__Exercise directions__.
Among the lines below, count those with "spend". Give only the number.

__Stored records__.
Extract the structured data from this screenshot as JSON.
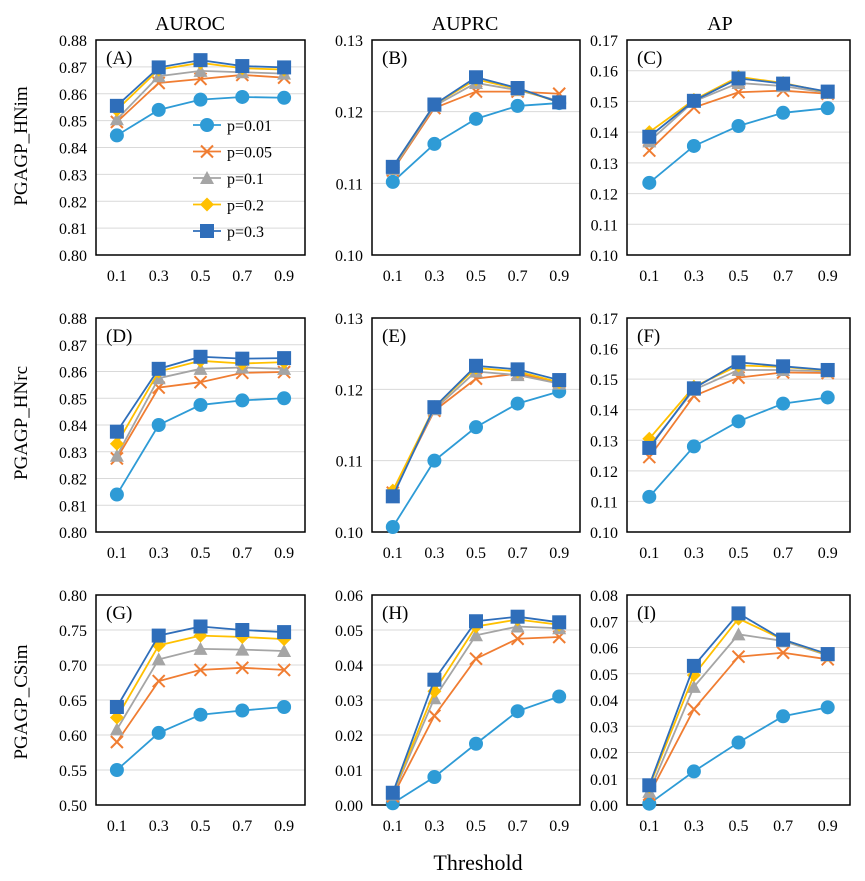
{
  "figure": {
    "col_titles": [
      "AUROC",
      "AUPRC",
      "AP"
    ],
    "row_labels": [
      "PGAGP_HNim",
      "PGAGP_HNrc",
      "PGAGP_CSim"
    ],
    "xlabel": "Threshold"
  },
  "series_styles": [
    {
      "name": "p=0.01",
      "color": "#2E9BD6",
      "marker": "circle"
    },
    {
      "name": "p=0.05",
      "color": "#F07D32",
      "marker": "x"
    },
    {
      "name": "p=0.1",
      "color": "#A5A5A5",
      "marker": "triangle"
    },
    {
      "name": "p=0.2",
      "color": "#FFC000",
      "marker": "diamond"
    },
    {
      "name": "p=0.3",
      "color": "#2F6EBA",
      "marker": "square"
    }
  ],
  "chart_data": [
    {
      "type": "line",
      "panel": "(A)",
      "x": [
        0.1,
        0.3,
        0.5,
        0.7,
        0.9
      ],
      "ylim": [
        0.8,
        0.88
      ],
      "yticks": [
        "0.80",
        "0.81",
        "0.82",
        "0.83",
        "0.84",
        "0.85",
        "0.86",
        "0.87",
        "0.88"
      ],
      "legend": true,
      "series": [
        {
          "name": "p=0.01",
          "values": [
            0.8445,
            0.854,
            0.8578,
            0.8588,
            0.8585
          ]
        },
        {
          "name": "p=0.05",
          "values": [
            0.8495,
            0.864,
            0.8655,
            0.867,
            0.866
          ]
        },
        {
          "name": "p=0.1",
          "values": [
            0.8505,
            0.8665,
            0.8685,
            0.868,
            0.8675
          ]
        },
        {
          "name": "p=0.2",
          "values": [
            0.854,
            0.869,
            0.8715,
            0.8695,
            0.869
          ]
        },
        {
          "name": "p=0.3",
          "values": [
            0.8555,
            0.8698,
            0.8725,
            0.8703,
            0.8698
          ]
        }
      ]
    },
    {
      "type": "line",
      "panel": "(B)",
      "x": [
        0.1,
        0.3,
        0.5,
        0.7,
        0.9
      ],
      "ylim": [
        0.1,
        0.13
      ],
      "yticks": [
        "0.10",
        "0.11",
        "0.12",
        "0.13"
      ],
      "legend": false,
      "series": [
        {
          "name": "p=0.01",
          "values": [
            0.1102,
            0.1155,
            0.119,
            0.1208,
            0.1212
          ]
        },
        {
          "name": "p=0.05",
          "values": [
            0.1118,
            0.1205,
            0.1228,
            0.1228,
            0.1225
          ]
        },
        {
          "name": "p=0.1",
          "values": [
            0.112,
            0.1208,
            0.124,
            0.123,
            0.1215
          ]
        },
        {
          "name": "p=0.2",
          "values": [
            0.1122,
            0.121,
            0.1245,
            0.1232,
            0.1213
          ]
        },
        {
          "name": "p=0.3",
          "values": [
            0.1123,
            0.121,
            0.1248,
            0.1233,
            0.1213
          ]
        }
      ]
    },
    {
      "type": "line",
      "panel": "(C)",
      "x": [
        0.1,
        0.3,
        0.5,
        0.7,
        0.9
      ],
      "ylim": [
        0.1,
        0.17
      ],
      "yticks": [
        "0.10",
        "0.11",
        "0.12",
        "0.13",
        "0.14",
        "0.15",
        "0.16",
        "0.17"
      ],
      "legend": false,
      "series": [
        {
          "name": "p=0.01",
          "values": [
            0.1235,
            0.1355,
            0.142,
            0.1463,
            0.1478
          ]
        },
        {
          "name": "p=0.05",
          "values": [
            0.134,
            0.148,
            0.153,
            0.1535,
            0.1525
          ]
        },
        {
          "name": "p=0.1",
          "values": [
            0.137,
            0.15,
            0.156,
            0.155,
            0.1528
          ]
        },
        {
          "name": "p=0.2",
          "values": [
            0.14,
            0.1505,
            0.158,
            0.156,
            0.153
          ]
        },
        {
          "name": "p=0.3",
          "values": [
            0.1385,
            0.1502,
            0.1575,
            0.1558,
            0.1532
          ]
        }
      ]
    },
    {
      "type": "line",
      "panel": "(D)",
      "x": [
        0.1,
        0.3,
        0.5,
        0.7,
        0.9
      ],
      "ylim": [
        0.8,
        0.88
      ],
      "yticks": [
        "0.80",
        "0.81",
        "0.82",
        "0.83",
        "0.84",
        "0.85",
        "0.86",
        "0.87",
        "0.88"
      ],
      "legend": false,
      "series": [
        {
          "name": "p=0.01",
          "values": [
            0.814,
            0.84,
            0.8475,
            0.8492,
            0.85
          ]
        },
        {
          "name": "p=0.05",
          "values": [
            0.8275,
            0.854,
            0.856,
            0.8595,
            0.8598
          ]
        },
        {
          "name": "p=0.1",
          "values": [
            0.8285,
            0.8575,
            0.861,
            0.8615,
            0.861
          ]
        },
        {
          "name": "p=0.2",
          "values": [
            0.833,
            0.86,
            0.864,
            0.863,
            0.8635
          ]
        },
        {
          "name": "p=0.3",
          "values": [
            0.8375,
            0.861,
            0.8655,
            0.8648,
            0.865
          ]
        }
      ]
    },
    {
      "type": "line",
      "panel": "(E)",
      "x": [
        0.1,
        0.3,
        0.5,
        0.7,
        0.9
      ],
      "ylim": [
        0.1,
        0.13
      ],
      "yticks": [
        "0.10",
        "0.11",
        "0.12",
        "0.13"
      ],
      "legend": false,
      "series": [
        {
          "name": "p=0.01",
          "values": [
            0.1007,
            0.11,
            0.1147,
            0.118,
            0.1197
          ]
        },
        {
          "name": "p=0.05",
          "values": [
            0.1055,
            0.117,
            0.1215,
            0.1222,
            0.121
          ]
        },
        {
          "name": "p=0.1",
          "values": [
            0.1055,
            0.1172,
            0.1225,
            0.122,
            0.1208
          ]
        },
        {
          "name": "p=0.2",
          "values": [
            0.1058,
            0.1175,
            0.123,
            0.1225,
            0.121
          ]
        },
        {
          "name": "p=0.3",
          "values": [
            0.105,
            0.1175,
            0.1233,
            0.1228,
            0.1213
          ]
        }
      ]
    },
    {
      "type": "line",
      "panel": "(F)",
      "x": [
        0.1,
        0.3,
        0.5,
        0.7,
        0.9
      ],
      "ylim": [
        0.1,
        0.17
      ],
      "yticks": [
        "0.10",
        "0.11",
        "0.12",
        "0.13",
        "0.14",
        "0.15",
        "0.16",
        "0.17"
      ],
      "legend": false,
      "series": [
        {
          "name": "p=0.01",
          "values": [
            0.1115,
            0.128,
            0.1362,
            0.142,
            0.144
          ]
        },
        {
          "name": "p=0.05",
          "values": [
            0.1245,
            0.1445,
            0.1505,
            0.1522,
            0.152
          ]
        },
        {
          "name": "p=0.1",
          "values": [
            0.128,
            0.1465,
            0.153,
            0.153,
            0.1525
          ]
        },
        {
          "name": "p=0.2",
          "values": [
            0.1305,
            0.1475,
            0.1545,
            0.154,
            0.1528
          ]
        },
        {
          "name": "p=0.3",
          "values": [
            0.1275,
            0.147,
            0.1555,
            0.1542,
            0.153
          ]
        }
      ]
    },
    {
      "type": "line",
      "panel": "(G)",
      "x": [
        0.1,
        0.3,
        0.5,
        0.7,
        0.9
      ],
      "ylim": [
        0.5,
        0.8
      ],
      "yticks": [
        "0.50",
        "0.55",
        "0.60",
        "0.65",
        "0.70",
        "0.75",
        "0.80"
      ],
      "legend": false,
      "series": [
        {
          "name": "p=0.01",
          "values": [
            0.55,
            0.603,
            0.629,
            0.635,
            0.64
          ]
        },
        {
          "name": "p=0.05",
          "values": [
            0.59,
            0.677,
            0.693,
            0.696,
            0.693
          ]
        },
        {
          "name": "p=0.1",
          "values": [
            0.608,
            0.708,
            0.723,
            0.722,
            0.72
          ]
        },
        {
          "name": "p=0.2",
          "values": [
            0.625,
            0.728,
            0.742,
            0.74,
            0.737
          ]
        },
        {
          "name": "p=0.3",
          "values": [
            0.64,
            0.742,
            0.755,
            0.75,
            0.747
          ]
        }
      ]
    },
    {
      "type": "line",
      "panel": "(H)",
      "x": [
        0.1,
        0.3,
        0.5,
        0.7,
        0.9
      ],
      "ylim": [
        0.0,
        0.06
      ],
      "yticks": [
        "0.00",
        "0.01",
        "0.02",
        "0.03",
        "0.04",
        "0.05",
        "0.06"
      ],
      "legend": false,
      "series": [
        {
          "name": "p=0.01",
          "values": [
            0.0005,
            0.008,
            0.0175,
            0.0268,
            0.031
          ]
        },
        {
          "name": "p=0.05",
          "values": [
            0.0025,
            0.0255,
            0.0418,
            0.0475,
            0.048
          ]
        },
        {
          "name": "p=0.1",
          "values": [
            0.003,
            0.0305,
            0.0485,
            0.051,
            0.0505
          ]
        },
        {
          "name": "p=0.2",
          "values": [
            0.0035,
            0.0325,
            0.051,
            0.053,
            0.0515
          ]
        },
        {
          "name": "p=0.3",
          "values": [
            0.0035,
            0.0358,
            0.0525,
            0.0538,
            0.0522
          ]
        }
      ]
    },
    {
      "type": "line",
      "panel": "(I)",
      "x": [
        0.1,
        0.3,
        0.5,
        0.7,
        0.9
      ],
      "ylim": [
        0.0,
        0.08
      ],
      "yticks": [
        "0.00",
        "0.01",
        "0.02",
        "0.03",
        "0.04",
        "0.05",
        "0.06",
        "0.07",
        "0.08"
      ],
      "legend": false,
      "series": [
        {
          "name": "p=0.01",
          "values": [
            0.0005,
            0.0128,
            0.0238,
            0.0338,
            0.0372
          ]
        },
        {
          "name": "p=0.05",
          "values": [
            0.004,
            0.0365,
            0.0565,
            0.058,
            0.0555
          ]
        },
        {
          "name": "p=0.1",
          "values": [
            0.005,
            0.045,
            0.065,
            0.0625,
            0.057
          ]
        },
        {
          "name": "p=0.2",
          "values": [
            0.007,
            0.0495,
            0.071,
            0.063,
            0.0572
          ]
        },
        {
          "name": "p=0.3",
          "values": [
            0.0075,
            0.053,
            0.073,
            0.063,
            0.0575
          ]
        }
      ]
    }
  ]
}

==

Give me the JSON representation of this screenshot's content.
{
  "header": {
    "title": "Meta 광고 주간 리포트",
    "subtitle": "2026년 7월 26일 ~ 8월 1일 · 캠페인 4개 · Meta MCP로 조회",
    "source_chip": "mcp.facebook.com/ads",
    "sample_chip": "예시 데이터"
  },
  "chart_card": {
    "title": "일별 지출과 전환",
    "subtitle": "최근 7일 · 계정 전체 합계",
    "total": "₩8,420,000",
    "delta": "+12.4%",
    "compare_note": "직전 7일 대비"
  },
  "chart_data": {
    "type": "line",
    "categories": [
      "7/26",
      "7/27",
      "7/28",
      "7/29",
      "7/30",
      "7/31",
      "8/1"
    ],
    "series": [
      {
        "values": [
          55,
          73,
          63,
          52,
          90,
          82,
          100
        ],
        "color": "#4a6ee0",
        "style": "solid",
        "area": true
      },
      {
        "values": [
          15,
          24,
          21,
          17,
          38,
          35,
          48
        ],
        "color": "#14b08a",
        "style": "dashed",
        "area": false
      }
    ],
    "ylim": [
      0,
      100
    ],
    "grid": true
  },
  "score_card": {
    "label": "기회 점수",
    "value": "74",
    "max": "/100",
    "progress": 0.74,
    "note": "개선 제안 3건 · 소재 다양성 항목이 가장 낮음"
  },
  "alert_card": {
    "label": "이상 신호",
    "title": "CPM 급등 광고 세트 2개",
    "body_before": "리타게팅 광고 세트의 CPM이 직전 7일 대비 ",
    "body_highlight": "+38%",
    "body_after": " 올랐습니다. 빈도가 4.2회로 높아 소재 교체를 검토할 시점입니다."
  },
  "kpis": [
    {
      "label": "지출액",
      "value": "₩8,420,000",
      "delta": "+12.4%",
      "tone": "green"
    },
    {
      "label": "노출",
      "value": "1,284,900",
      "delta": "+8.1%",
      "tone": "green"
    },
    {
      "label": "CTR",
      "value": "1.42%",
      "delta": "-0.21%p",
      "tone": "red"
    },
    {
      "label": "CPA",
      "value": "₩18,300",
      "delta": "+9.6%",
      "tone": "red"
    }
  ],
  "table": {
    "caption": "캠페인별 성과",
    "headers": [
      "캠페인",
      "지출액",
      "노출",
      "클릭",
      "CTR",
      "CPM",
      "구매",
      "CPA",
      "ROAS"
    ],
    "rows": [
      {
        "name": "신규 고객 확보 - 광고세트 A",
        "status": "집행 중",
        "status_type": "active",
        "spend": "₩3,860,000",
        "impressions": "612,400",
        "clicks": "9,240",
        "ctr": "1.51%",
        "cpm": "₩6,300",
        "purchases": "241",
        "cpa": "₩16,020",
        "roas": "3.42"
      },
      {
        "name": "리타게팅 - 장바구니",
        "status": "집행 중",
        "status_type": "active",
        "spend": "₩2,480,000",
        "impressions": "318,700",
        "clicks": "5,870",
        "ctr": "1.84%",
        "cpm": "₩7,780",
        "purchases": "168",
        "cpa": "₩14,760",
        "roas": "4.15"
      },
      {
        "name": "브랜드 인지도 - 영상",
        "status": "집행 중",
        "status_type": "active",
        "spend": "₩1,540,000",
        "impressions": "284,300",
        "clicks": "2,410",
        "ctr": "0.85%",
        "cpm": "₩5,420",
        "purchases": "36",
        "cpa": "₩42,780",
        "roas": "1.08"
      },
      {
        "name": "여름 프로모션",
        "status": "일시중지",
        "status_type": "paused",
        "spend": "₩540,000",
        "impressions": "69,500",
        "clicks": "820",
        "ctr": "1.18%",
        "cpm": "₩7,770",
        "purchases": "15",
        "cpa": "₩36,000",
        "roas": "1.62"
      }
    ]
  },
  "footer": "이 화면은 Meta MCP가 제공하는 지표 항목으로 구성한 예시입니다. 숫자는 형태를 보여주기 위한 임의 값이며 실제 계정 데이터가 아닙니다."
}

---

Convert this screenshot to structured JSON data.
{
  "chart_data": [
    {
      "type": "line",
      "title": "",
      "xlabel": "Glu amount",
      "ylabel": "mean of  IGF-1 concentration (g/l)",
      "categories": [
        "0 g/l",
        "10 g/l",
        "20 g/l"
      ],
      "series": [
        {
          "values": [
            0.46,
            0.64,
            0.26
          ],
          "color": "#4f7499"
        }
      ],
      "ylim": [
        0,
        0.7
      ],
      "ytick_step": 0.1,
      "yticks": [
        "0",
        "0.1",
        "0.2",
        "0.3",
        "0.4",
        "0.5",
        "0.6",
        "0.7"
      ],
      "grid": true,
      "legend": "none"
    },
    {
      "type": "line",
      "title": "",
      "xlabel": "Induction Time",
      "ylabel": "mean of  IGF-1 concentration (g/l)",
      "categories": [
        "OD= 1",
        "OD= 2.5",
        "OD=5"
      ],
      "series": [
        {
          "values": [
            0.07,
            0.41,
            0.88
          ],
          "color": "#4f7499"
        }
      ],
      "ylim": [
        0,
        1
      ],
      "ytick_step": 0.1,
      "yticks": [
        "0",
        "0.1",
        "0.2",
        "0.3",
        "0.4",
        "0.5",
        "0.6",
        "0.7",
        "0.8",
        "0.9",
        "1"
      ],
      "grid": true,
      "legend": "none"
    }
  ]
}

__Solved problem__.
4